■ MATERIAL SHOWN
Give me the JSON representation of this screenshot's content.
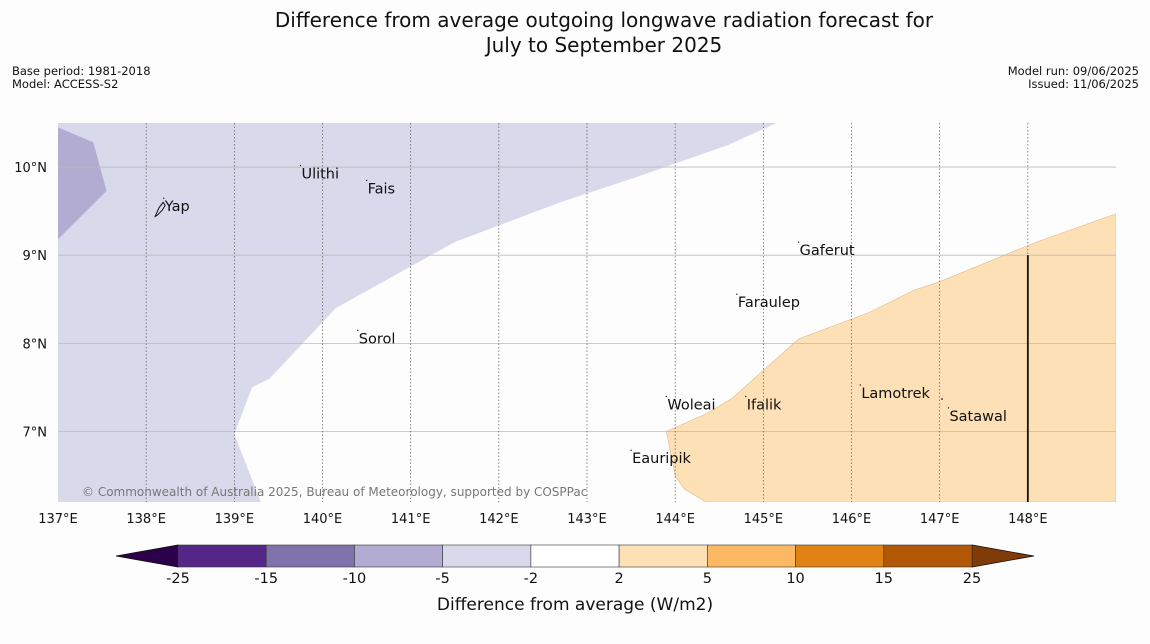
{
  "title": {
    "line1": "Difference from average outgoing longwave radiation forecast for",
    "line2": "July to September 2025"
  },
  "meta_left": {
    "base_period": "Base period: 1981-2018",
    "model": "Model: ACCESS-S2"
  },
  "meta_right": {
    "model_run": "Model run: 09/06/2025",
    "issued": "Issued: 11/06/2025"
  },
  "copyright": "© Commonwealth of Australia 2025, Bureau of Meteorology, supported by COSPPac",
  "map": {
    "lon_range": [
      137,
      149
    ],
    "lat_range": [
      6.2,
      10.5
    ],
    "lon_ticks": [
      {
        "value": 137,
        "label": "137°E"
      },
      {
        "value": 138,
        "label": "138°E"
      },
      {
        "value": 139,
        "label": "139°E"
      },
      {
        "value": 140,
        "label": "140°E"
      },
      {
        "value": 141,
        "label": "141°E"
      },
      {
        "value": 142,
        "label": "142°E"
      },
      {
        "value": 143,
        "label": "143°E"
      },
      {
        "value": 144,
        "label": "144°E"
      },
      {
        "value": 145,
        "label": "145°E"
      },
      {
        "value": 146,
        "label": "146°E"
      },
      {
        "value": 147,
        "label": "147°E"
      },
      {
        "value": 148,
        "label": "148°E"
      }
    ],
    "lat_ticks": [
      {
        "value": 10,
        "label": "10°N"
      },
      {
        "value": 9,
        "label": "9°N"
      },
      {
        "value": 8,
        "label": "8°N"
      },
      {
        "value": 7,
        "label": "7°N"
      }
    ],
    "places": [
      {
        "name": "Yap",
        "lon": 138.2,
        "lat": 9.5
      },
      {
        "name": "Ulithi",
        "lon": 139.75,
        "lat": 9.87
      },
      {
        "name": "Fais",
        "lon": 140.5,
        "lat": 9.7
      },
      {
        "name": "Gaferut",
        "lon": 145.4,
        "lat": 9.0
      },
      {
        "name": "Faraulep",
        "lon": 144.7,
        "lat": 8.41
      },
      {
        "name": "Sorol",
        "lon": 140.4,
        "lat": 8.0
      },
      {
        "name": "Woleai",
        "lon": 143.9,
        "lat": 7.25
      },
      {
        "name": "Ifalik",
        "lon": 144.8,
        "lat": 7.25
      },
      {
        "name": "Lamotrek",
        "lon": 146.1,
        "lat": 7.38
      },
      {
        "name": "Satawal",
        "lon": 147.1,
        "lat": 7.12
      },
      {
        "name": "Eauripik",
        "lon": 143.5,
        "lat": 6.64
      }
    ],
    "anomaly_regions": [
      {
        "category": "-5 to -2",
        "color": "#d8d9ea",
        "points": [
          [
            137,
            10.5
          ],
          [
            145.15,
            10.5
          ],
          [
            144.6,
            10.25
          ],
          [
            143.6,
            9.9
          ],
          [
            142.7,
            9.6
          ],
          [
            141.5,
            9.15
          ],
          [
            140.6,
            8.65
          ],
          [
            140.15,
            8.4
          ],
          [
            139.4,
            7.6
          ],
          [
            139.2,
            7.5
          ],
          [
            139,
            6.97
          ],
          [
            139.3,
            6.2
          ],
          [
            137,
            6.2
          ]
        ]
      },
      {
        "category": "-10 to -5",
        "color": "#b2abd2",
        "points": [
          [
            137,
            10.45
          ],
          [
            137.4,
            10.28
          ],
          [
            137.55,
            9.73
          ],
          [
            137,
            9.18
          ]
        ]
      },
      {
        "category": "2 to 5",
        "color": "#fee0b6",
        "points": [
          [
            143.9,
            7.0
          ],
          [
            144.35,
            7.2
          ],
          [
            144.65,
            7.38
          ],
          [
            145.4,
            8.05
          ],
          [
            146.2,
            8.35
          ],
          [
            146.7,
            8.6
          ],
          [
            147.0,
            8.7
          ],
          [
            148.1,
            9.15
          ],
          [
            149,
            9.47
          ],
          [
            149,
            6.2
          ],
          [
            144.35,
            6.2
          ],
          [
            144.1,
            6.35
          ],
          [
            144.0,
            6.5
          ]
        ]
      }
    ],
    "vertical_line_lon": 148.0,
    "vertical_line_lat": [
      6.2,
      9.0
    ]
  },
  "colorbar": {
    "title": "Difference from average (W/m2)",
    "extend_low_color": "#2d004b",
    "extend_high_color": "#7f3b08",
    "segments": [
      "#542788",
      "#8073ac",
      "#b2abd2",
      "#d8d9ea",
      "#ffffff",
      "#fee0b6",
      "#fdb863",
      "#e08214",
      "#b35806"
    ],
    "tick_labels": [
      "-25",
      "-15",
      "-10",
      "-5",
      "-2",
      "2",
      "5",
      "10",
      "15",
      "25"
    ]
  }
}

■ EXERCISE DESCRIPTION
Track down the lines that include the word "name" and copy them.

■ RESULT
        "name": "Yap",
        "name": "Ulithi",
        "name": "Fais",
        "name": "Gaferut",
        "name": "Faraulep",
        "name": "Sorol",
        "name": "Woleai",
        "name": "Ifalik",
        "name": "Lamotrek",
        "name": "Satawal",
        "name": "Eauripik",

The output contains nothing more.